* Begin *

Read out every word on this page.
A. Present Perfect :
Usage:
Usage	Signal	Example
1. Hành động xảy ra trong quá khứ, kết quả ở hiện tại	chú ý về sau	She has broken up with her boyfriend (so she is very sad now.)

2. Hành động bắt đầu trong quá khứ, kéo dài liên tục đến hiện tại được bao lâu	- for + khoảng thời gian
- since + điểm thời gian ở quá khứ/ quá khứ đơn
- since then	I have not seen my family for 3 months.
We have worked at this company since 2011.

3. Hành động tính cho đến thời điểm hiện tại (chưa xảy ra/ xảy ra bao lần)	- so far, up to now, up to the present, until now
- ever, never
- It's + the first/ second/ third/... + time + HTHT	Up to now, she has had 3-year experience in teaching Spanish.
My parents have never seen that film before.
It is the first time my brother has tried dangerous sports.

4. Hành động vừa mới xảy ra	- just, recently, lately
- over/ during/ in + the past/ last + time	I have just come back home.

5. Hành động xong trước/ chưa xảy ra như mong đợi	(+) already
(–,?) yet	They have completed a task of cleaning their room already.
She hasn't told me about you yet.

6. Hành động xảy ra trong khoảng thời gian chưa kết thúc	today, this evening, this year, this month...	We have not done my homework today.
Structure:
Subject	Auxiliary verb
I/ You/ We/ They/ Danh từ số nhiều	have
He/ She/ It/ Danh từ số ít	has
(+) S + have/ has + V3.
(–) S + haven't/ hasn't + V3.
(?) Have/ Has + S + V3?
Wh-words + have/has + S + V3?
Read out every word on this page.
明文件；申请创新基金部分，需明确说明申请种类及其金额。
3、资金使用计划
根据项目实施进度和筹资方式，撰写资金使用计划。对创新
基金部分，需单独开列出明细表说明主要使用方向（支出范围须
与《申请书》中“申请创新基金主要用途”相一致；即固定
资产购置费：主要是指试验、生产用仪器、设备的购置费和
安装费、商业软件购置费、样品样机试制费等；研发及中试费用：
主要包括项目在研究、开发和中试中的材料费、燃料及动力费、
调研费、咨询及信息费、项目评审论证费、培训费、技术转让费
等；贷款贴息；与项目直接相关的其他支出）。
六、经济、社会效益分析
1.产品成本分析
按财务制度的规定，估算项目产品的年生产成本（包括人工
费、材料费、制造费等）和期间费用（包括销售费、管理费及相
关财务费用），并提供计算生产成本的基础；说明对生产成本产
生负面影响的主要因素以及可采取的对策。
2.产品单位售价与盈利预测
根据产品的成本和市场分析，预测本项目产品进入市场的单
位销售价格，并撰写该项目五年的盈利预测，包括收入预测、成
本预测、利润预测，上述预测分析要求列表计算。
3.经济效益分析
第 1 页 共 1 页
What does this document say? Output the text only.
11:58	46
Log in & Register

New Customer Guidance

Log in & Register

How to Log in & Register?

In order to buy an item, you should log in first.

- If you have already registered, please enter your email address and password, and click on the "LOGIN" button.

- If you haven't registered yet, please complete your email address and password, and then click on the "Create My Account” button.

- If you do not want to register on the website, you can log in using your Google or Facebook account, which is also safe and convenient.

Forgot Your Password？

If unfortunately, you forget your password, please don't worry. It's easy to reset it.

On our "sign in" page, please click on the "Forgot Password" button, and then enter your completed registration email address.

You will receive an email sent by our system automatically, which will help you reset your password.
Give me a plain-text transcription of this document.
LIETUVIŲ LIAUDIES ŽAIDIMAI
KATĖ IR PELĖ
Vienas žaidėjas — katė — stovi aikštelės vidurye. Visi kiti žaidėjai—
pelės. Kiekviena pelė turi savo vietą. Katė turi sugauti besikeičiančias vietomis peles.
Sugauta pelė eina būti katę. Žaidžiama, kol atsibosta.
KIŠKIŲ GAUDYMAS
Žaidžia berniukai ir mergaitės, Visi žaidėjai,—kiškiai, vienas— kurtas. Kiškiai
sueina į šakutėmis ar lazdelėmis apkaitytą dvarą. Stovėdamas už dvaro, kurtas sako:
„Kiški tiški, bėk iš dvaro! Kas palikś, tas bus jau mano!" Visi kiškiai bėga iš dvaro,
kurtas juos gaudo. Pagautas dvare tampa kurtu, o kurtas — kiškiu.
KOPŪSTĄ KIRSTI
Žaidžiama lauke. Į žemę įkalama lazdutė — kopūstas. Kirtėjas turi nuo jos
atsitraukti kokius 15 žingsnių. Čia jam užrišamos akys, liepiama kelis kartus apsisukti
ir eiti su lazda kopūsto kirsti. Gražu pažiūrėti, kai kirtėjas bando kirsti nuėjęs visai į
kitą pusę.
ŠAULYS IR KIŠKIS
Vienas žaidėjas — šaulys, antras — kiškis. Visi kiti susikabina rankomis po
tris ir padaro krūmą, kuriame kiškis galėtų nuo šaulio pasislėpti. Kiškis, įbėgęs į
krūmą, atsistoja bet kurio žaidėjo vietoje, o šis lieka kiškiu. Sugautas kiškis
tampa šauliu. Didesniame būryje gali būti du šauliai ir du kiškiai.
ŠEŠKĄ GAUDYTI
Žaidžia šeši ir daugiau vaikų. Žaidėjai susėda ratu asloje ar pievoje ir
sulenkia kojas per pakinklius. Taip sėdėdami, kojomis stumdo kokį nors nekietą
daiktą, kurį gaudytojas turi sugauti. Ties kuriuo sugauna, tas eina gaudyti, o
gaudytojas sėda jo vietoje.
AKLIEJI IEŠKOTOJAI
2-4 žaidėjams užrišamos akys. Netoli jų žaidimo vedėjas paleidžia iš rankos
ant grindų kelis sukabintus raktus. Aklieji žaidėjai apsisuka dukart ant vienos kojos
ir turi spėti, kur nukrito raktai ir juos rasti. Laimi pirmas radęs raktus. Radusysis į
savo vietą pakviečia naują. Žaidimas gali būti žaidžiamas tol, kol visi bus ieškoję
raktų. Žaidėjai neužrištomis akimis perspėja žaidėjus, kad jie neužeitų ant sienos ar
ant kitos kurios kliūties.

* End *

### Work to do
Every line above needs to be retyped exactly.

### Problem solution
Read out every word on this page.
A. Present Perfect :
Usage:
Usage	Signal	Example
1. Hành động xảy ra trong quá khứ, kết quả ở hiện tại	chú ý về sau	She has broken up with her boyfriend (so she is very sad now.)

2. Hành động bắt đầu trong quá khứ, kéo dài liên tục đến hiện tại được bao lâu	- for + khoảng thời gian
- since + điểm thời gian ở quá khứ/ quá khứ đơn
- since then	I have not seen my family for 3 months.
We have worked at this company since 2011.

3. Hành động tính cho đến thời điểm hiện tại (chưa xảy ra/ xảy ra bao lần)	- so far, up to now, up to the present, until now
- ever, never
- It's + the first/ second/ third/... + time + HTHT	Up to now, she has had 3-year experience in teaching Spanish.
My parents have never seen that film before.
It is the first time my brother has tried dangerous sports.

4. Hành động vừa mới xảy ra	- just, recently, lately
- over/ during/ in + the past/ last + time	I have just come back home.

5. Hành động xong trước/ chưa xảy ra như mong đợi	(+) already
(–,?) yet	They have completed a task of cleaning their room already.
She hasn't told me about you yet.

6. Hành động xảy ra trong khoảng thời gian chưa kết thúc	today, this evening, this year, this month...	We have not done my homework today.
Structure:
Subject	Auxiliary verb
I/ You/ We/ They/ Danh từ số nhiều	have
He/ She/ It/ Danh từ số ít	has
(+) S + have/ has + V3.
(–) S + haven't/ hasn't + V3.
(?) Have/ Has + S + V3?
Wh-words + have/has + S + V3?
Read out every word on this page.
明文件；申请创新基金部分，需明确说明申请种类及其金额。
3、资金使用计划
根据项目实施进度和筹资方式，撰写资金使用计划。对创新
基金部分，需单独开列出明细表说明主要使用方向（支出范围须
与《申请书》中“申请创新基金主要用途”相一致；即固定
资产购置费：主要是指试验、生产用仪器、设备的购置费和
安装费、商业软件购置费、样品样机试制费等；研发及中试费用：
主要包括项目在研究、开发和中试中的材料费、燃料及动力费、
调研费、咨询及信息费、项目评审论证费、培训费、技术转让费
等；贷款贴息；与项目直接相关的其他支出）。
六、经济、社会效益分析
1.产品成本分析
按财务制度的规定，估算项目产品的年生产成本（包括人工
费、材料费、制造费等）和期间费用（包括销售费、管理费及相
关财务费用），并提供计算生产成本的基础；说明对生产成本产
生负面影响的主要因素以及可采取的对策。
2.产品单位售价与盈利预测
根据产品的成本和市场分析，预测本项目产品进入市场的单
位销售价格，并撰写该项目五年的盈利预测，包括收入预测、成
本预测、利润预测，上述预测分析要求列表计算。
3.经济效益分析
第 1 页 共 1 页
What does this document say? Output the text only.
11:58	46
Log in & Register

New Customer Guidance

Log in & Register

How to Log in & Register?

In order to buy an item, you should log in first.

- If you have already registered, please enter your email address and password, and click on the "LOGIN" button.

- If you haven't registered yet, please complete your email address and password, and then click on the "Create My Account” button.

- If you do not want to register on the website, you can log in using your Google or Facebook account, which is also safe and convenient.

Forgot Your Password？

If unfortunately, you forget your password, please don't worry. It's easy to reset it.

On our "sign in" page, please click on the "Forgot Password" button, and then enter your completed registration email address.

You will receive an email sent by our system automatically, which will help you reset your password.
Give me a plain-text transcription of this document.
LIETUVIŲ LIAUDIES ŽAIDIMAI
KATĖ IR PELĖ
Vienas žaidėjas — katė — stovi aikštelės vidurye. Visi kiti žaidėjai—
pelės. Kiekviena pelė turi savo vietą. Katė turi sugauti besikeičiančias vietomis peles.
Sugauta pelė eina būti katę. Žaidžiama, kol atsibosta.
KIŠKIŲ GAUDYMAS
Žaidžia berniukai ir mergaitės, Visi žaidėjai,—kiškiai, vienas— kurtas. Kiškiai
sueina į šakutėmis ar lazdelėmis apkaitytą dvarą. Stovėdamas už dvaro, kurtas sako:
„Kiški tiški, bėk iš dvaro! Kas palikś, tas bus jau mano!" Visi kiškiai bėga iš dvaro,
kurtas juos gaudo. Pagautas dvare tampa kurtu, o kurtas — kiškiu.
KOPŪSTĄ KIRSTI
Žaidžiama lauke. Į žemę įkalama lazdutė — kopūstas. Kirtėjas turi nuo jos
atsitraukti kokius 15 žingsnių. Čia jam užrišamos akys, liepiama kelis kartus apsisukti
ir eiti su lazda kopūsto kirsti. Gražu pažiūrėti, kai kirtėjas bando kirsti nuėjęs visai į
kitą pusę.
ŠAULYS IR KIŠKIS
Vienas žaidėjas — šaulys, antras — kiškis. Visi kiti susikabina rankomis po
tris ir padaro krūmą, kuriame kiškis galėtų nuo šaulio pasislėpti. Kiškis, įbėgęs į
krūmą, atsistoja bet kurio žaidėjo vietoje, o šis lieka kiškiu. Sugautas kiškis
tampa šauliu. Didesniame būryje gali būti du šauliai ir du kiškiai.
ŠEŠKĄ GAUDYTI
Žaidžia šeši ir daugiau vaikų. Žaidėjai susėda ratu asloje ar pievoje ir
sulenkia kojas per pakinklius. Taip sėdėdami, kojomis stumdo kokį nors nekietą
daiktą, kurį gaudytojas turi sugauti. Ties kuriuo sugauna, tas eina gaudyti, o
gaudytojas sėda jo vietoje.
AKLIEJI IEŠKOTOJAI
2-4 žaidėjams užrišamos akys. Netoli jų žaidimo vedėjas paleidžia iš rankos
ant grindų kelis sukabintus raktus. Aklieji žaidėjai apsisuka dukart ant vienos kojos
ir turi spėti, kur nukrito raktai ir juos rasti. Laimi pirmas radęs raktus. Radusysis į
savo vietą pakviečia naują. Žaidimas gali būti žaidžiamas tol, kol visi bus ieškoję
raktų. Žaidėjai neužrištomis akimis perspėja žaidėjus, kad jie neužeitų ant sienos ar
ant kitos kurios kliūties.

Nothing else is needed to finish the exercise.